— begin Given data —

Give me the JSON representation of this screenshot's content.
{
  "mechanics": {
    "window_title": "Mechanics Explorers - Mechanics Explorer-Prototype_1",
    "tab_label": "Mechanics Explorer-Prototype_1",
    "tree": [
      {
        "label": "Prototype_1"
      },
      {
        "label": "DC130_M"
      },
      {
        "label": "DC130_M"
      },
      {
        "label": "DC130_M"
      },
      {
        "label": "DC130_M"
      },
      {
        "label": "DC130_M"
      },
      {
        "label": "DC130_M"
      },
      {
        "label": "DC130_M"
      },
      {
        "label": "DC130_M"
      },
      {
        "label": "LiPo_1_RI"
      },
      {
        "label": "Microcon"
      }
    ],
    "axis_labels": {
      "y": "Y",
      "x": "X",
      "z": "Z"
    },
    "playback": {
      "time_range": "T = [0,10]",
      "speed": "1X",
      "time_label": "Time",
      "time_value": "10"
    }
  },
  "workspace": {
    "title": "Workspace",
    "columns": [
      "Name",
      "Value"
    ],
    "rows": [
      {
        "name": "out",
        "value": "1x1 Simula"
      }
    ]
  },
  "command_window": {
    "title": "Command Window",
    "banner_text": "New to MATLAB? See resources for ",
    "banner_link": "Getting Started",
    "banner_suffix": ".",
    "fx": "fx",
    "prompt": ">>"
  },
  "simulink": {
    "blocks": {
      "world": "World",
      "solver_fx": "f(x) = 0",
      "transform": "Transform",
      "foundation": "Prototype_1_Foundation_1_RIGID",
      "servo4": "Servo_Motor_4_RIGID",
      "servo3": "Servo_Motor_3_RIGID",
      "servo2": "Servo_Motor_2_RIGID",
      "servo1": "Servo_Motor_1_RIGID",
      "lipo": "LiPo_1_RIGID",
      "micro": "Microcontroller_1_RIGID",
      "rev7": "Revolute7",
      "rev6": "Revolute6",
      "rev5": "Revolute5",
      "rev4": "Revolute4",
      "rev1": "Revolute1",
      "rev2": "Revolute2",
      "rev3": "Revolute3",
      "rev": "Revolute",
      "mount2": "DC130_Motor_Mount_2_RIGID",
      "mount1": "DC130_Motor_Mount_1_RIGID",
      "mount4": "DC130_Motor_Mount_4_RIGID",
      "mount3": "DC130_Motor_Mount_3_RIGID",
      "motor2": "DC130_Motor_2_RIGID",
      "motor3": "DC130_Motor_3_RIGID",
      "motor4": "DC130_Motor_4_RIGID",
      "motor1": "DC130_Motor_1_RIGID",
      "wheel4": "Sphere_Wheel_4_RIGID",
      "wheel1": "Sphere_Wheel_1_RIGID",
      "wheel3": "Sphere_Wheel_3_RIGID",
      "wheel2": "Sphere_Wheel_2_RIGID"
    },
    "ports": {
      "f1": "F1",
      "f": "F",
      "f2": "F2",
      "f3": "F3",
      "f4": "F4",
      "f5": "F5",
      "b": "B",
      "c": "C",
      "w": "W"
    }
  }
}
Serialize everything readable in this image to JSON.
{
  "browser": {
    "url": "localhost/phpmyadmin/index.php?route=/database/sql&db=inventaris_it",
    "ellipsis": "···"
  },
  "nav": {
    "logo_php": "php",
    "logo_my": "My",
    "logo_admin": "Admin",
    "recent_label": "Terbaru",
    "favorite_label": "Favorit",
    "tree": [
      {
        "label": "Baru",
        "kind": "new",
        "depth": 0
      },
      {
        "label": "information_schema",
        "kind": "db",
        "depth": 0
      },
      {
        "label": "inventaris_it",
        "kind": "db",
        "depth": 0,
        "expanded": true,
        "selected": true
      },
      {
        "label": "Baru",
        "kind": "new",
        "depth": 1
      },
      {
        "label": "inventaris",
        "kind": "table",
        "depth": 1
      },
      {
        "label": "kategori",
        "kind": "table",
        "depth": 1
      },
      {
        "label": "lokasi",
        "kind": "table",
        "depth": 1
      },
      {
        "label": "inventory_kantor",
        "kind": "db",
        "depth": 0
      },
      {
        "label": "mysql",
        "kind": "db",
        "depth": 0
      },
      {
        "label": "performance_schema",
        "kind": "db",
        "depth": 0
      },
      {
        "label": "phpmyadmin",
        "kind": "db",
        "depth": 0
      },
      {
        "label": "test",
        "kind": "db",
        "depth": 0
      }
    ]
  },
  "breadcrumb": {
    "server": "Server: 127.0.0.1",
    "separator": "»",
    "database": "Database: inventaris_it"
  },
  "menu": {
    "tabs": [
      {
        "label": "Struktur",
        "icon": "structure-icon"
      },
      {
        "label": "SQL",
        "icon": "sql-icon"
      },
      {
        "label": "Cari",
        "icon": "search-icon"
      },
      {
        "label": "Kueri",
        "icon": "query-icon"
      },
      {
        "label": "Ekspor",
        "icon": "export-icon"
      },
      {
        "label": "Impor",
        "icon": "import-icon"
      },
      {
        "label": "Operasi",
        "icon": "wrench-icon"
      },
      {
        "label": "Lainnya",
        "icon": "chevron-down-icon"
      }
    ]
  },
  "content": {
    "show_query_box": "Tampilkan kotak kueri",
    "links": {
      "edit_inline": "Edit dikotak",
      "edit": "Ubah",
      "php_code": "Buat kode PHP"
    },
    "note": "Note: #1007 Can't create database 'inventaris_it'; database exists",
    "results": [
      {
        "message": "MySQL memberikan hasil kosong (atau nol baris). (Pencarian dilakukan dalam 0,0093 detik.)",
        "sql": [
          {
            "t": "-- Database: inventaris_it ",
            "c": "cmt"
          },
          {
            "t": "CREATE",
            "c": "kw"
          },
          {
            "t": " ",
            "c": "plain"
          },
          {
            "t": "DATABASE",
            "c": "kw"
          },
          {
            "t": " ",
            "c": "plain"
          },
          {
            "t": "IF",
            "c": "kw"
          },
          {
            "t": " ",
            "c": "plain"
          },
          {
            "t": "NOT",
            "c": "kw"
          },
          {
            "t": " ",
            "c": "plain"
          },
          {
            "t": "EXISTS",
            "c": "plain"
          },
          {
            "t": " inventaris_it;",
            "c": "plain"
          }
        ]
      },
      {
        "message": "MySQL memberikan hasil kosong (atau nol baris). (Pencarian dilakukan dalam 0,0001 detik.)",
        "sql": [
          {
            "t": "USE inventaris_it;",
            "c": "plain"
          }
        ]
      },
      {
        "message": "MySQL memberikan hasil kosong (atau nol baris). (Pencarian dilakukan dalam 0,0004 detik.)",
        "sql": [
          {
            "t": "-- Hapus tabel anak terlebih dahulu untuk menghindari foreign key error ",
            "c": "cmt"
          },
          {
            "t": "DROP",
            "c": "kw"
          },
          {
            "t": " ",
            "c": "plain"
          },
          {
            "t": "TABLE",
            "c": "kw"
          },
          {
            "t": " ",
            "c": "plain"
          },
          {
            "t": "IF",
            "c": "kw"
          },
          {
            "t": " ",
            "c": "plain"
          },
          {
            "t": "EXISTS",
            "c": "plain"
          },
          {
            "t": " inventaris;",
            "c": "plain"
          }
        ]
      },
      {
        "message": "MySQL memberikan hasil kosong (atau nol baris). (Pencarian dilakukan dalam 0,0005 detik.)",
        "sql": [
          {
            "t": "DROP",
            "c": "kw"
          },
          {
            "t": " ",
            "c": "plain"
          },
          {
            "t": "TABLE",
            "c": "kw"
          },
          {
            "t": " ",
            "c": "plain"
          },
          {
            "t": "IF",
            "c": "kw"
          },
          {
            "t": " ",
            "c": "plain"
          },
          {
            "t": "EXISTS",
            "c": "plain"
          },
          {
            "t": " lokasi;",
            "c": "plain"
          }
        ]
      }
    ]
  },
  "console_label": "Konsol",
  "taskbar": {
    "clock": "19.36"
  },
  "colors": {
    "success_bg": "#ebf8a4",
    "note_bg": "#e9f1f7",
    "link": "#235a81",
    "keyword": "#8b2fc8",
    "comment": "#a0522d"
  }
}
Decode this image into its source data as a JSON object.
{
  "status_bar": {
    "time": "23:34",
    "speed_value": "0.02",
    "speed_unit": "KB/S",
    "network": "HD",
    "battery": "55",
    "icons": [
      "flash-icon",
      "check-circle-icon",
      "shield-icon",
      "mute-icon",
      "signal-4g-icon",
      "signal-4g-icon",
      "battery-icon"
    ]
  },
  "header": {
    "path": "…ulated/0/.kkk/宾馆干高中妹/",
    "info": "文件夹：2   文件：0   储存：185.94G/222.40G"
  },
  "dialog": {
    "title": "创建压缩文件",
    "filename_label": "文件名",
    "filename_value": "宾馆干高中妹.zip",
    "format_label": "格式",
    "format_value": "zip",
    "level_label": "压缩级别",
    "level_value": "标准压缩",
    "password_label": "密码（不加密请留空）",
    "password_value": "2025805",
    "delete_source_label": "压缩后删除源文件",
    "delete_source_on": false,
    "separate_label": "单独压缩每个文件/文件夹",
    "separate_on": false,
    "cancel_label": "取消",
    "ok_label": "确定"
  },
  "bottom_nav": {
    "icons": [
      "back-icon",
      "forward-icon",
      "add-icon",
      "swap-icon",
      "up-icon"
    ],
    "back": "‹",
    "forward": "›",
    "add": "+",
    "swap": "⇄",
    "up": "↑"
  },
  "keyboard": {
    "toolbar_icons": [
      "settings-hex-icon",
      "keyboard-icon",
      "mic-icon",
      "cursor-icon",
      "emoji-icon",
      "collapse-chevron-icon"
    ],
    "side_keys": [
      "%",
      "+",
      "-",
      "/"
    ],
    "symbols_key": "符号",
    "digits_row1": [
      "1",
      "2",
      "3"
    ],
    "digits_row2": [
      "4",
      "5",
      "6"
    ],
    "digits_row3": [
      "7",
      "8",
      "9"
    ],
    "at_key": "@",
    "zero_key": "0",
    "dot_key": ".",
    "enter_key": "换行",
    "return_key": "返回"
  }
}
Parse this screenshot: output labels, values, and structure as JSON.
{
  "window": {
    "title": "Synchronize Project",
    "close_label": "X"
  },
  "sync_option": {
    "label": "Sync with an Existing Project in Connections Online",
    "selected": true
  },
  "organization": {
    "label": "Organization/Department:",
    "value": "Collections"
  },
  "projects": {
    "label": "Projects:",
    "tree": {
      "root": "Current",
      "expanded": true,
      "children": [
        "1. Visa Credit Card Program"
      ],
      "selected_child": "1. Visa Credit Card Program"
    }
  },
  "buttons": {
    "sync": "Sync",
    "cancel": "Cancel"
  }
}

— end Given data —

State how many lines of the listing hold the string "true"; reply with the number and nothing else.

> _Solution for this exercise_:
4